**The request:** Look for the word "Государственного" in the entries below, then copy every line that has it.

**Dataset records:**
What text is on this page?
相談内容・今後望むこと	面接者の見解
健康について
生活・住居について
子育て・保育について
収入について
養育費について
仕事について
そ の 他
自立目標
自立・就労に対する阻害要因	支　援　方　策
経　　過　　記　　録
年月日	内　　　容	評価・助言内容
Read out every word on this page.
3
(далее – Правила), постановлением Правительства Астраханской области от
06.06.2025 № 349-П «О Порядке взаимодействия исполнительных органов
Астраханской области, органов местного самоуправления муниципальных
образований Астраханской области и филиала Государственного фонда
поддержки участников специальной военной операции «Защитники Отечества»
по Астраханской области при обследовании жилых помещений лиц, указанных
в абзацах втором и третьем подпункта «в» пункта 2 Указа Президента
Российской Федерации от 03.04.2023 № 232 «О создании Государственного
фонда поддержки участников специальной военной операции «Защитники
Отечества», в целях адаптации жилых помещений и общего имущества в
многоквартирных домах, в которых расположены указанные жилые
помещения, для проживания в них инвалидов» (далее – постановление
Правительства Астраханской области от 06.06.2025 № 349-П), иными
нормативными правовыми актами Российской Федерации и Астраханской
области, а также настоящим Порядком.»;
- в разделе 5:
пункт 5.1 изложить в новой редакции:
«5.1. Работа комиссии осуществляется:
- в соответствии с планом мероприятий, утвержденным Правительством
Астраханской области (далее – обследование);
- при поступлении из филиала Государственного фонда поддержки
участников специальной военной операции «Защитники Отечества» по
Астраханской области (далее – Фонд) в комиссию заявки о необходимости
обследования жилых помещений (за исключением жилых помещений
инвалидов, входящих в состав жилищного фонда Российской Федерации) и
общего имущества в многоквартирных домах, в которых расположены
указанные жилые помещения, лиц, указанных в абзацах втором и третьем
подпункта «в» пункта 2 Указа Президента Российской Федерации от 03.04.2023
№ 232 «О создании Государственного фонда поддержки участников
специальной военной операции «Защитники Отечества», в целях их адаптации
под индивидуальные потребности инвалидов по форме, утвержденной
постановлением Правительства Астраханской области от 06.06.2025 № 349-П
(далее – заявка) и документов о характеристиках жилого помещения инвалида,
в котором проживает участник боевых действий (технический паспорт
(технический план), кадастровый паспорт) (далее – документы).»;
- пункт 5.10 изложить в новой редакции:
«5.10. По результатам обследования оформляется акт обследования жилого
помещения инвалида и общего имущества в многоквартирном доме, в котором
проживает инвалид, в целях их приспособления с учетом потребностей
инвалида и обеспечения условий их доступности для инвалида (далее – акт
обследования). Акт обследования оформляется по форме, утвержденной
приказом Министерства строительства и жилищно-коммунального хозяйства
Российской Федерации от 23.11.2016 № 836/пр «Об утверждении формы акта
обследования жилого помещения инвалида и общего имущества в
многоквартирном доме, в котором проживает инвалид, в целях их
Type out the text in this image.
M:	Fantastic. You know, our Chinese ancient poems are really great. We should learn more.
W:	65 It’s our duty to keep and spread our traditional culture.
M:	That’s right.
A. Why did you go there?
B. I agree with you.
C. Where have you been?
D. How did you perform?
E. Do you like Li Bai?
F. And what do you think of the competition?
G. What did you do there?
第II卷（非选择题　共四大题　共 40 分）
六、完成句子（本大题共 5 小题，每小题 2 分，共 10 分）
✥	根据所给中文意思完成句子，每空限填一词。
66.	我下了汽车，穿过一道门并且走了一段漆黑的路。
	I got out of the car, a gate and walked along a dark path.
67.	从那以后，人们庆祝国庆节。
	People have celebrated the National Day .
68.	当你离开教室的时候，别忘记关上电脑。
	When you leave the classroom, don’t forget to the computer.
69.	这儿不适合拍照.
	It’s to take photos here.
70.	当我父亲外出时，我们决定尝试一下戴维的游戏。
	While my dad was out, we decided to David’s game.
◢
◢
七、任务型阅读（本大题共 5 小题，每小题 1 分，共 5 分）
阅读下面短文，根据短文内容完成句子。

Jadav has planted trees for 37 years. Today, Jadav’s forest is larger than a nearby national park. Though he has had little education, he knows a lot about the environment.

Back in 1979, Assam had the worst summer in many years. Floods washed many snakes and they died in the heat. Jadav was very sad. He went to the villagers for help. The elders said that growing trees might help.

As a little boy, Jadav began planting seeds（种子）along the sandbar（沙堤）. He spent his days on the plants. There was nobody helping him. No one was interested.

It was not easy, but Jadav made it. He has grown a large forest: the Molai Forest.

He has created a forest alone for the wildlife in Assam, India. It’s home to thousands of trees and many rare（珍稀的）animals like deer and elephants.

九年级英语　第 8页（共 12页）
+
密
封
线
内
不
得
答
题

**Written reply:**
образований Астраханской области и филиала Государственного фонда
Российской Федерации от 03.04.2023 № 232 «О создании Государственного
- при поступлении из филиала Государственного фонда поддержки
№ 232 «О создании Государственного фонда поддержки участников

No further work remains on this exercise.